Below are some records. Quote exactly the lines from the one that contains "Decode this image" through the last, both included, and leave out the pictures.

··· Dataset ···

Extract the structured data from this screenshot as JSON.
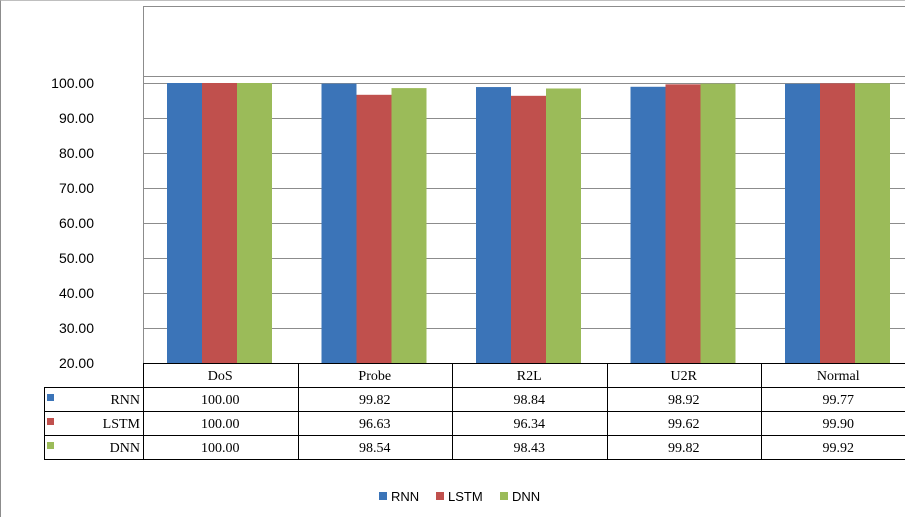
{
  "chart_data": {
    "type": "bar",
    "categories": [
      "DoS",
      "Probe",
      "R2L",
      "U2R",
      "Normal"
    ],
    "series": [
      {
        "name": "RNN",
        "values": [
          100.0,
          99.82,
          98.84,
          98.92,
          99.77
        ],
        "display": [
          "100.00",
          "99.82",
          "98.84",
          "98.92",
          "99.77"
        ],
        "color": "#3b74b8"
      },
      {
        "name": "LSTM",
        "values": [
          100.0,
          96.63,
          96.34,
          99.62,
          99.9
        ],
        "display": [
          "100.00",
          "96.63",
          "96.34",
          "99.62",
          "99.90"
        ],
        "color": "#c0504d"
      },
      {
        "name": "DNN",
        "values": [
          100.0,
          98.54,
          98.43,
          99.82,
          99.92
        ],
        "display": [
          "100.00",
          "98.54",
          "98.43",
          "99.82",
          "99.92"
        ],
        "color": "#9bbb59"
      }
    ],
    "yticks": [
      "20.00",
      "30.00",
      "40.00",
      "50.00",
      "60.00",
      "70.00",
      "80.00",
      "90.00",
      "100.00"
    ],
    "ylim": [
      20,
      100
    ],
    "grid": true,
    "data_table": true,
    "legend_position": "bottom"
  }
}
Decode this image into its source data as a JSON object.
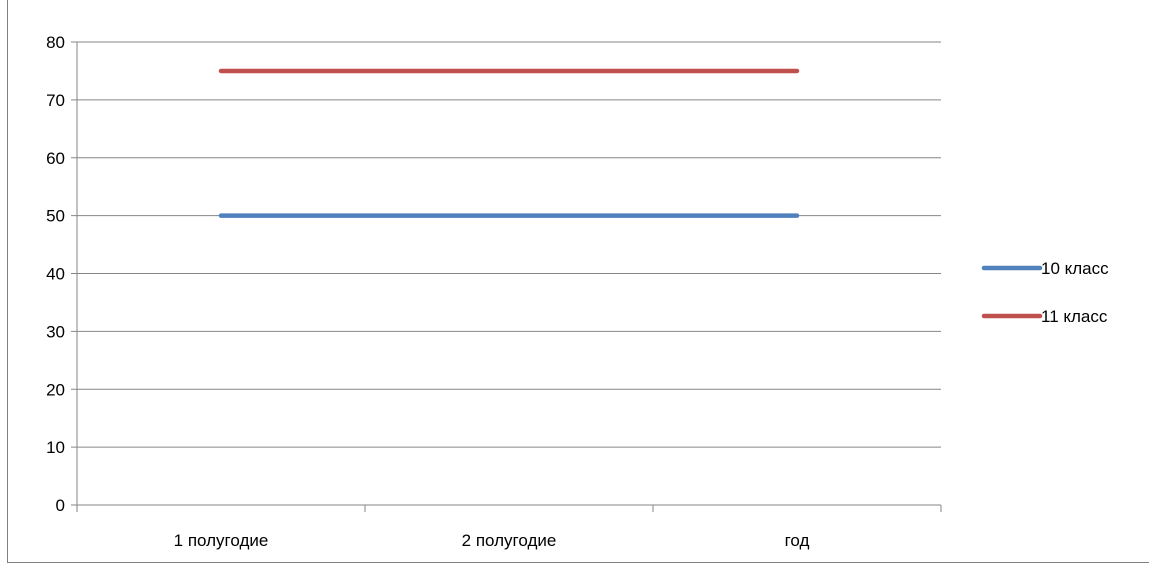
{
  "chart_data": {
    "type": "line",
    "categories": [
      "1 полугодие",
      "2 полугодие",
      "год"
    ],
    "series": [
      {
        "name": "10 класс",
        "values": [
          50,
          50,
          50
        ],
        "color": "#4f81bd"
      },
      {
        "name": "11 класс",
        "values": [
          75,
          75,
          75
        ],
        "color": "#c0504d"
      }
    ],
    "ylim": [
      0,
      80
    ],
    "yticks": [
      0,
      10,
      20,
      30,
      40,
      50,
      60,
      70,
      80
    ],
    "grid": true,
    "legend": "right",
    "gridline_color": "#868686",
    "axis_color": "#868686"
  }
}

···

__Reply__.
Decode this image into its source data as a JSON object.
{
  "chart_data": {
    "type": "line",
    "categories": [
      "1 полугодие",
      "2 полугодие",
      "год"
    ],
    "series": [
      {
        "name": "10 класс",
        "values": [
          50,
          50,
          50
        ],
        "color": "#4f81bd"
      },
      {
        "name": "11 класс",
        "values": [
          75,
          75,
          75
        ],
        "color": "#c0504d"
      }
    ],
    "ylim": [
      0,
      80
    ],
    "yticks": [
      0,
      10,
      20,
      30,
      40,
      50,
      60,
      70,
      80
    ],
    "grid": true,
    "legend": "right",
    "gridline_color": "#868686",
    "axis_color": "#868686"
  }
}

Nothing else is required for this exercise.